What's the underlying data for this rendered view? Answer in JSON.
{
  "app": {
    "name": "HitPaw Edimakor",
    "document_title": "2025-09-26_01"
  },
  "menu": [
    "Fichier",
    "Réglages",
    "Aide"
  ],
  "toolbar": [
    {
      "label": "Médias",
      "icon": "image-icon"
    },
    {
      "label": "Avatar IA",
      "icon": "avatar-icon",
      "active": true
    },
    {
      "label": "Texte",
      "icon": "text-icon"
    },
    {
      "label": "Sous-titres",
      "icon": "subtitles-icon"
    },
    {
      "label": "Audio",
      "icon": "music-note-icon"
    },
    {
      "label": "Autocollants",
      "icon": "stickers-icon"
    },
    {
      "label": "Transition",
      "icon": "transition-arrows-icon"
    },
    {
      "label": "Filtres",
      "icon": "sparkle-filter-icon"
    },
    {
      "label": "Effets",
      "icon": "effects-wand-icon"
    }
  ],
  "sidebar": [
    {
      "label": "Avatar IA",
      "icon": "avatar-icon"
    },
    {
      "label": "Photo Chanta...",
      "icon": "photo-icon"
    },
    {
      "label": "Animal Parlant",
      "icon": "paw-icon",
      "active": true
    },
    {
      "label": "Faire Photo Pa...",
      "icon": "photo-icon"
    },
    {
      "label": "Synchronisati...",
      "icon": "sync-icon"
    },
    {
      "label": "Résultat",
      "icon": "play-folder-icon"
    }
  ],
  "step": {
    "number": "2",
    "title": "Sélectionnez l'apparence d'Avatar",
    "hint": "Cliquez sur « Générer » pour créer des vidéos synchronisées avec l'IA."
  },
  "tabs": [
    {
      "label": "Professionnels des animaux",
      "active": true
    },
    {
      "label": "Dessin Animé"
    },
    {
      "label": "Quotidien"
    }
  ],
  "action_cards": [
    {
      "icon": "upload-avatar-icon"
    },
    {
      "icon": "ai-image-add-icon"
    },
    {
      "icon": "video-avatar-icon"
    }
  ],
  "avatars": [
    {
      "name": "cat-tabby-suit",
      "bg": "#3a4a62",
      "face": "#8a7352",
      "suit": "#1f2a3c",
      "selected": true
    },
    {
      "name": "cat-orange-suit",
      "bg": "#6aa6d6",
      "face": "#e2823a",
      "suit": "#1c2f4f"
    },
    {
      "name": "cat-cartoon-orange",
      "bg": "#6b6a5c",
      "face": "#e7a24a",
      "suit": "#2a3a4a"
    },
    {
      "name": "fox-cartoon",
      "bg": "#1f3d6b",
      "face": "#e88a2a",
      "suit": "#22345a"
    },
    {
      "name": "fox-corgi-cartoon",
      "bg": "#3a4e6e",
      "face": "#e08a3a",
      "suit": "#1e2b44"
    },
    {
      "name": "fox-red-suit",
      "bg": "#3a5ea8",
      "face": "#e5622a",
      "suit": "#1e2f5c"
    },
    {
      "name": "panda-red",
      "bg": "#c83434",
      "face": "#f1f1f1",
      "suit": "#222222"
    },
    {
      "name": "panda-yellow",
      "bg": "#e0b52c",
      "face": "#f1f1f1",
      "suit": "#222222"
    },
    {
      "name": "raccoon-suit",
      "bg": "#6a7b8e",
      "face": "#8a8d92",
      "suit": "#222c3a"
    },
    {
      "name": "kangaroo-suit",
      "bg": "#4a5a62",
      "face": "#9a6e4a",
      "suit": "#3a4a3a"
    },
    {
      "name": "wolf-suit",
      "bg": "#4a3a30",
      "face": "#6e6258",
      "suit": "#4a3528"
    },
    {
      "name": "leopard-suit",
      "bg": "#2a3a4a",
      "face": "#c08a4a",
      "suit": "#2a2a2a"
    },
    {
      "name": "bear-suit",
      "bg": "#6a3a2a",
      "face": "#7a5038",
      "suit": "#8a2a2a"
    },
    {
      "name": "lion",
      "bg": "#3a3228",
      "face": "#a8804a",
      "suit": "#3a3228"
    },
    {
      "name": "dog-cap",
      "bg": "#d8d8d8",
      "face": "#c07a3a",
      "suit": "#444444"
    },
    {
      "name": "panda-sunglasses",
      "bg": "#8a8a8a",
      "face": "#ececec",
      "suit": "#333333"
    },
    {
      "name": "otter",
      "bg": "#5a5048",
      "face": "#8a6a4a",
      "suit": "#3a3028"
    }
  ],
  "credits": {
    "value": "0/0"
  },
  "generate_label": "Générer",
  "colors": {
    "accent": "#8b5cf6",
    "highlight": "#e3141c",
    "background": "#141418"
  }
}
━━━━━━━━━━━━━━━━━━━━━━━━━━━━━━
*Goal*. Restate every record exactly, leaving nothing out.

*Full solution*.
What's the underlying data for this rendered view? Answer in JSON.
{
  "app": {
    "name": "HitPaw Edimakor",
    "document_title": "2025-09-26_01"
  },
  "menu": [
    "Fichier",
    "Réglages",
    "Aide"
  ],
  "toolbar": [
    {
      "label": "Médias",
      "icon": "image-icon"
    },
    {
      "label": "Avatar IA",
      "icon": "avatar-icon",
      "active": true
    },
    {
      "label": "Texte",
      "icon": "text-icon"
    },
    {
      "label": "Sous-titres",
      "icon": "subtitles-icon"
    },
    {
      "label": "Audio",
      "icon": "music-note-icon"
    },
    {
      "label": "Autocollants",
      "icon": "stickers-icon"
    },
    {
      "label": "Transition",
      "icon": "transition-arrows-icon"
    },
    {
      "label": "Filtres",
      "icon": "sparkle-filter-icon"
    },
    {
      "label": "Effets",
      "icon": "effects-wand-icon"
    }
  ],
  "sidebar": [
    {
      "label": "Avatar IA",
      "icon": "avatar-icon"
    },
    {
      "label": "Photo Chanta...",
      "icon": "photo-icon"
    },
    {
      "label": "Animal Parlant",
      "icon": "paw-icon",
      "active": true
    },
    {
      "label": "Faire Photo Pa...",
      "icon": "photo-icon"
    },
    {
      "label": "Synchronisati...",
      "icon": "sync-icon"
    },
    {
      "label": "Résultat",
      "icon": "play-folder-icon"
    }
  ],
  "step": {
    "number": "2",
    "title": "Sélectionnez l'apparence d'Avatar",
    "hint": "Cliquez sur « Générer » pour créer des vidéos synchronisées avec l'IA."
  },
  "tabs": [
    {
      "label": "Professionnels des animaux",
      "active": true
    },
    {
      "label": "Dessin Animé"
    },
    {
      "label": "Quotidien"
    }
  ],
  "action_cards": [
    {
      "icon": "upload-avatar-icon"
    },
    {
      "icon": "ai-image-add-icon"
    },
    {
      "icon": "video-avatar-icon"
    }
  ],
  "avatars": [
    {
      "name": "cat-tabby-suit",
      "bg": "#3a4a62",
      "face": "#8a7352",
      "suit": "#1f2a3c",
      "selected": true
    },
    {
      "name": "cat-orange-suit",
      "bg": "#6aa6d6",
      "face": "#e2823a",
      "suit": "#1c2f4f"
    },
    {
      "name": "cat-cartoon-orange",
      "bg": "#6b6a5c",
      "face": "#e7a24a",
      "suit": "#2a3a4a"
    },
    {
      "name": "fox-cartoon",
      "bg": "#1f3d6b",
      "face": "#e88a2a",
      "suit": "#22345a"
    },
    {
      "name": "fox-corgi-cartoon",
      "bg": "#3a4e6e",
      "face": "#e08a3a",
      "suit": "#1e2b44"
    },
    {
      "name": "fox-red-suit",
      "bg": "#3a5ea8",
      "face": "#e5622a",
      "suit": "#1e2f5c"
    },
    {
      "name": "panda-red",
      "bg": "#c83434",
      "face": "#f1f1f1",
      "suit": "#222222"
    },
    {
      "name": "panda-yellow",
      "bg": "#e0b52c",
      "face": "#f1f1f1",
      "suit": "#222222"
    },
    {
      "name": "raccoon-suit",
      "bg": "#6a7b8e",
      "face": "#8a8d92",
      "suit": "#222c3a"
    },
    {
      "name": "kangaroo-suit",
      "bg": "#4a5a62",
      "face": "#9a6e4a",
      "suit": "#3a4a3a"
    },
    {
      "name": "wolf-suit",
      "bg": "#4a3a30",
      "face": "#6e6258",
      "suit": "#4a3528"
    },
    {
      "name": "leopard-suit",
      "bg": "#2a3a4a",
      "face": "#c08a4a",
      "suit": "#2a2a2a"
    },
    {
      "name": "bear-suit",
      "bg": "#6a3a2a",
      "face": "#7a5038",
      "suit": "#8a2a2a"
    },
    {
      "name": "lion",
      "bg": "#3a3228",
      "face": "#a8804a",
      "suit": "#3a3228"
    },
    {
      "name": "dog-cap",
      "bg": "#d8d8d8",
      "face": "#c07a3a",
      "suit": "#444444"
    },
    {
      "name": "panda-sunglasses",
      "bg": "#8a8a8a",
      "face": "#ececec",
      "suit": "#333333"
    },
    {
      "name": "otter",
      "bg": "#5a5048",
      "face": "#8a6a4a",
      "suit": "#3a3028"
    }
  ],
  "credits": {
    "value": "0/0"
  },
  "generate_label": "Générer",
  "colors": {
    "accent": "#8b5cf6",
    "highlight": "#e3141c",
    "background": "#141418"
  }
}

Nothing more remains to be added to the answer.